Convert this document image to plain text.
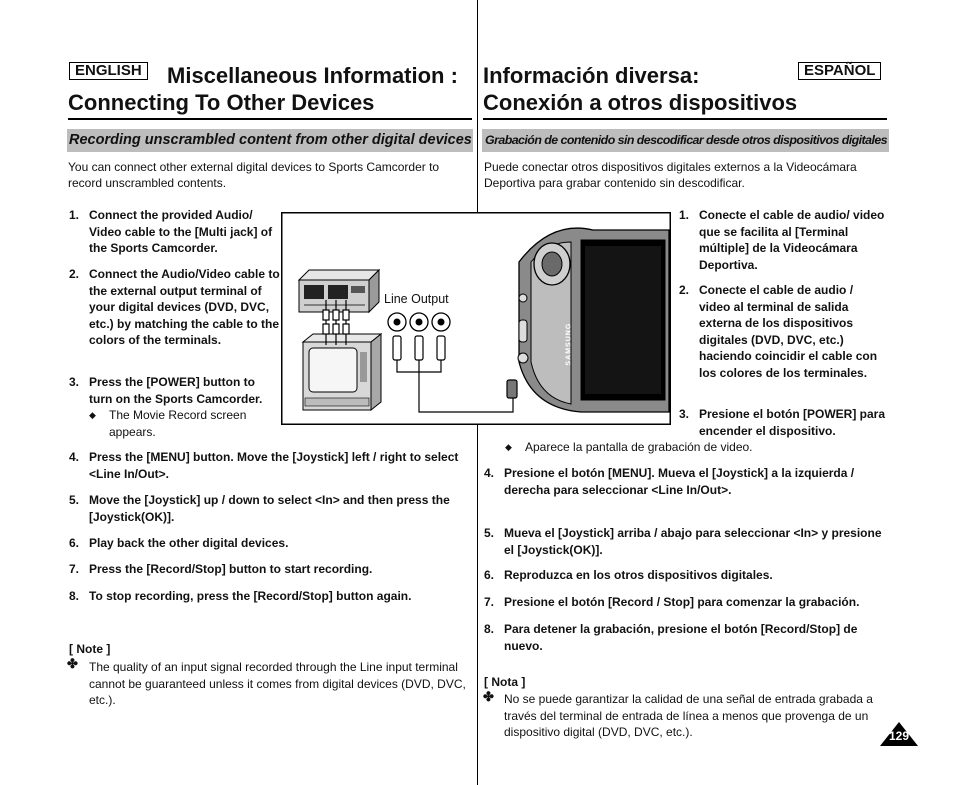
ENGLISH Miscellaneous Information :
Connecting To Other Devices
Recording unscrambled content from other digital devices
You can connect other external digital devices to Sports Camcorder to record unscrambled contents.
1. Connect the provided Audio/ Video cable to the [Multi jack] of the Sports Camcorder.
2. Connect the Audio/Video cable to the external output terminal of your digital devices (DVD, DVC, etc.) by matching the cable to the colors of the terminals.
3. Press the [POWER] button to turn on the Sports Camcorder.
◆ The Movie Record screen appears.
4. Press the [MENU] button. Move the [Joystick] left / right to select <Line In/Out>.
5. Move the [Joystick] up / down to select <In> and then press the [Joystick(OK)].
6. Play back the other digital devices.
7. Press the [Record/Stop] button to start recording.
8. To stop recording, press the [Record/Stop] button again.
[ Note ]
✤ The quality of an input signal recorded through the Line input terminal cannot be guaranteed unless it comes from digital devices (DVD, DVC, etc.).
Información diversa:	ESPAÑOL
Conexión a otros dispositivos
Grabación de contenido sin descodificar desde otros dispositivos digitales
Puede conectar otros dispositivos digitales externos a la Videocámara Deportiva para grabar contenido sin descodificar.
1. Conecte el cable de audio/ video que se facilita al [Terminal múltiple] de la Videocámara Deportiva.
2. Conecte el cable de audio / video al terminal de salida externa de los dispositivos digitales (DVD, DVC, etc.) haciendo coincidir el cable con los colores de los terminales.
3. Presione el botón [POWER] para encender el dispositivo.
◆ Aparece la pantalla de grabación de video.
4. Presione el botón [MENU]. Mueva el [Joystick] a la izquierda / derecha para seleccionar <Line In/Out>.
5. Mueva el [Joystick] arriba / abajo para seleccionar <In> y presione el [Joystick(OK)].
6. Reproduzca en los otros dispositivos digitales.
7. Presione el botón [Record / Stop] para comenzar la grabación.
8. Para detener la grabación, presione el botón [Record/Stop] de nuevo.
[ Nota ]
✤ No se puede garantizar la calidad de una señal de entrada grabada a través del terminal de entrada de línea a menos que provenga de un dispositivo digital (DVD, DVC, etc.).
Line Output
SAMSUNG
129
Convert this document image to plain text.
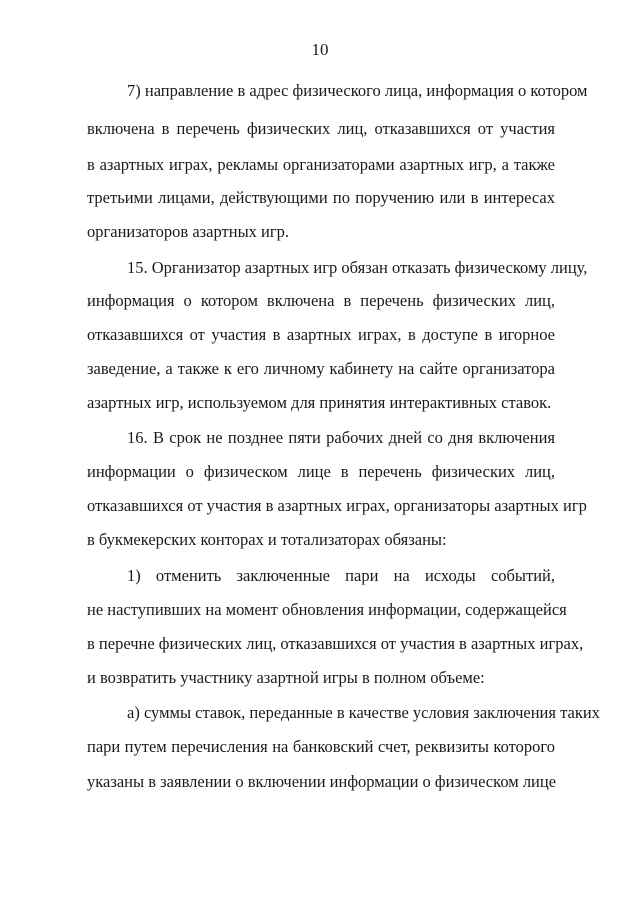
10
7) направление в адрес физического лица, информация о котором
включена в перечень физических лиц, отказавшихся от участия
в азартных играх, рекламы организаторами азартных игр, а также
третьими лицами, действующими по поручению или в интересах
организаторов азартных игр.
15. Организатор азартных игр обязан отказать физическому лицу,
информация о котором включена в перечень физических лиц,
отказавшихся от участия в азартных играх, в доступе в игорное
заведение, а также к его личному кабинету на сайте организатора
азартных игр, используемом для принятия интерактивных ставок.
16. В срок не позднее пяти рабочих дней со дня включения
информации о физическом лице в перечень физических лиц,
отказавшихся от участия в азартных играх, организаторы азартных игр
в букмекерских конторах и тотализаторах обязаны:
1) отменить заключенные пари на исходы событий,
не наступивших на момент обновления информации, содержащейся
в перечне физических лиц, отказавшихся от участия в азартных играх,
и возвратить участнику азартной игры в полном объеме:
а) суммы ставок, переданные в качестве условия заключения таких
пари путем перечисления на банковский счет, реквизиты которого
указаны в заявлении о включении информации о физическом лице
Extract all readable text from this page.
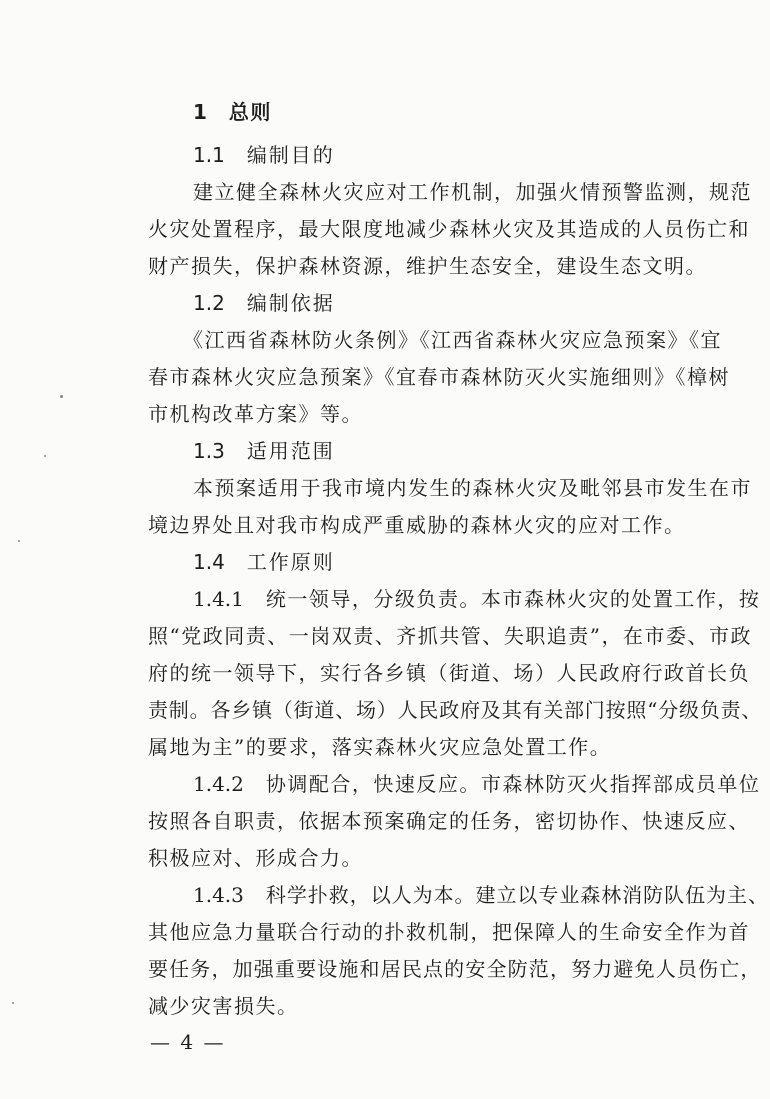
1 总则
1.1 编制目的
建立健全森林火灾应对工作机制，加强火情预警监测，规范
火灾处置程序，最大限度地减少森林火灾及其造成的人员伤亡和
财产损失，保护森林资源，维护生态安全，建设生态文明。
1.2 编制依据
《江西省森林防火条例》《江西省森林火灾应急预案》《宜
春市森林火灾应急预案》《宜春市森林防灭火实施细则》《樟树
市机构改革方案》等。
1.3 适用范围
本预案适用于我市境内发生的森林火灾及毗邻县市发生在市
境边界处且对我市构成严重威胁的森林火灾的应对工作。
1.4 工作原则
1.4.1 统一领导，分级负责。本市森林火灾的处置工作，按
照“党政同责、一岗双责、齐抓共管、失职追责”，在市委、市政
府的统一领导下，实行各乡镇（街道、场）人民政府行政首长负
责制。各乡镇（街道、场）人民政府及其有关部门按照“分级负责、
属地为主”的要求，落实森林火灾应急处置工作。
1.4.2 协调配合，快速反应。市森林防灭火指挥部成员单位
按照各自职责，依据本预案确定的任务，密切协作、快速反应、
积极应对、形成合力。
1.4.3 科学扑救，以人为本。建立以专业森林消防队伍为主、
其他应急力量联合行动的扑救机制，把保障人的生命安全作为首
要任务，加强重要设施和居民点的安全防范，努力避免人员伤亡，
减少灾害损失。
— 4 —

[Goal] Reproduce the listing word for word and omit its pictures.

[Exercise answer]
Convert this document image to plain text.
ENGLISH Miscellaneous Information :
Connecting To Other Devices
Recording unscrambled content from other digital devices
You can connect other external digital devices to Sports Camcorder to record unscrambled contents.
1. Connect the provided Audio/ Video cable to the [Multi jack] of the Sports Camcorder.
2. Connect the Audio/Video cable to the external output terminal of your digital devices (DVD, DVC, etc.) by matching the cable to the colors of the terminals.
3. Press the [POWER] button to turn on the Sports Camcorder.
◆ The Movie Record screen appears.
4. Press the [MENU] button. Move the [Joystick] left / right to select <Line In/Out>.
5. Move the [Joystick] up / down to select <In> and then press the [Joystick(OK)].
6. Play back the other digital devices.
7. Press the [Record/Stop] button to start recording.
8. To stop recording, press the [Record/Stop] button again.
[ Note ]
✤ The quality of an input signal recorded through the Line input terminal cannot be guaranteed unless it comes from digital devices (DVD, DVC, etc.).
Información diversa:	ESPAÑOL
Conexión a otros dispositivos
Grabación de contenido sin descodificar desde otros dispositivos digitales
Puede conectar otros dispositivos digitales externos a la Videocámara Deportiva para grabar contenido sin descodificar.
1. Conecte el cable de audio/ video que se facilita al [Terminal múltiple] de la Videocámara Deportiva.
2. Conecte el cable de audio / video al terminal de salida externa de los dispositivos digitales (DVD, DVC, etc.) haciendo coincidir el cable con los colores de los terminales.
3. Presione el botón [POWER] para encender el dispositivo.
◆ Aparece la pantalla de grabación de video.
4. Presione el botón [MENU]. Mueva el [Joystick] a la izquierda / derecha para seleccionar <Line In/Out>.
5. Mueva el [Joystick] arriba / abajo para seleccionar <In> y presione el [Joystick(OK)].
6. Reproduzca en los otros dispositivos digitales.
7. Presione el botón [Record / Stop] para comenzar la grabación.
8. Para detener la grabación, presione el botón [Record/Stop] de nuevo.
[ Nota ]
✤ No se puede garantizar la calidad de una señal de entrada grabada a través del terminal de entrada de línea a menos que provenga de un dispositivo digital (DVD, DVC, etc.).
Line Output
SAMSUNG
129
Convert this document image to plain text.
10
7) направление в адрес физического лица, информация о котором
включена в перечень физических лиц, отказавшихся от участия
в азартных играх, рекламы организаторами азартных игр, а также
третьими лицами, действующими по поручению или в интересах
организаторов азартных игр.
15. Организатор азартных игр обязан отказать физическому лицу,
информация о котором включена в перечень физических лиц,
отказавшихся от участия в азартных играх, в доступе в игорное
заведение, а также к его личному кабинету на сайте организатора
азартных игр, используемом для принятия интерактивных ставок.
16. В срок не позднее пяти рабочих дней со дня включения
информации о физическом лице в перечень физических лиц,
отказавшихся от участия в азартных играх, организаторы азартных игр
в букмекерских конторах и тотализаторах обязаны:
1) отменить заключенные пари на исходы событий,
не наступивших на момент обновления информации, содержащейся
в перечне физических лиц, отказавшихся от участия в азартных играх,
и возвратить участнику азартной игры в полном объеме:
а) суммы ставок, переданные в качестве условия заключения таких
пари путем перечисления на банковский счет, реквизиты которого
указаны в заявлении о включении информации о физическом лице
Extract all readable text from this page.
1 总则
1.1 编制目的
建立健全森林火灾应对工作机制，加强火情预警监测，规范
火灾处置程序，最大限度地减少森林火灾及其造成的人员伤亡和
财产损失，保护森林资源，维护生态安全，建设生态文明。
1.2 编制依据
《江西省森林防火条例》《江西省森林火灾应急预案》《宜
春市森林火灾应急预案》《宜春市森林防灭火实施细则》《樟树
市机构改革方案》等。
1.3 适用范围
本预案适用于我市境内发生的森林火灾及毗邻县市发生在市
境边界处且对我市构成严重威胁的森林火灾的应对工作。
1.4 工作原则
1.4.1 统一领导，分级负责。本市森林火灾的处置工作，按
照“党政同责、一岗双责、齐抓共管、失职追责”，在市委、市政
府的统一领导下，实行各乡镇（街道、场）人民政府行政首长负
责制。各乡镇（街道、场）人民政府及其有关部门按照“分级负责、
属地为主”的要求，落实森林火灾应急处置工作。
1.4.2 协调配合，快速反应。市森林防灭火指挥部成员单位
按照各自职责，依据本预案确定的任务，密切协作、快速反应、
积极应对、形成合力。
1.4.3 科学扑救，以人为本。建立以专业森林消防队伍为主、
其他应急力量联合行动的扑救机制，把保障人的生命安全作为首
要任务，加强重要设施和居民点的安全防范，努力避免人员伤亡，
减少灾害损失。
— 4 —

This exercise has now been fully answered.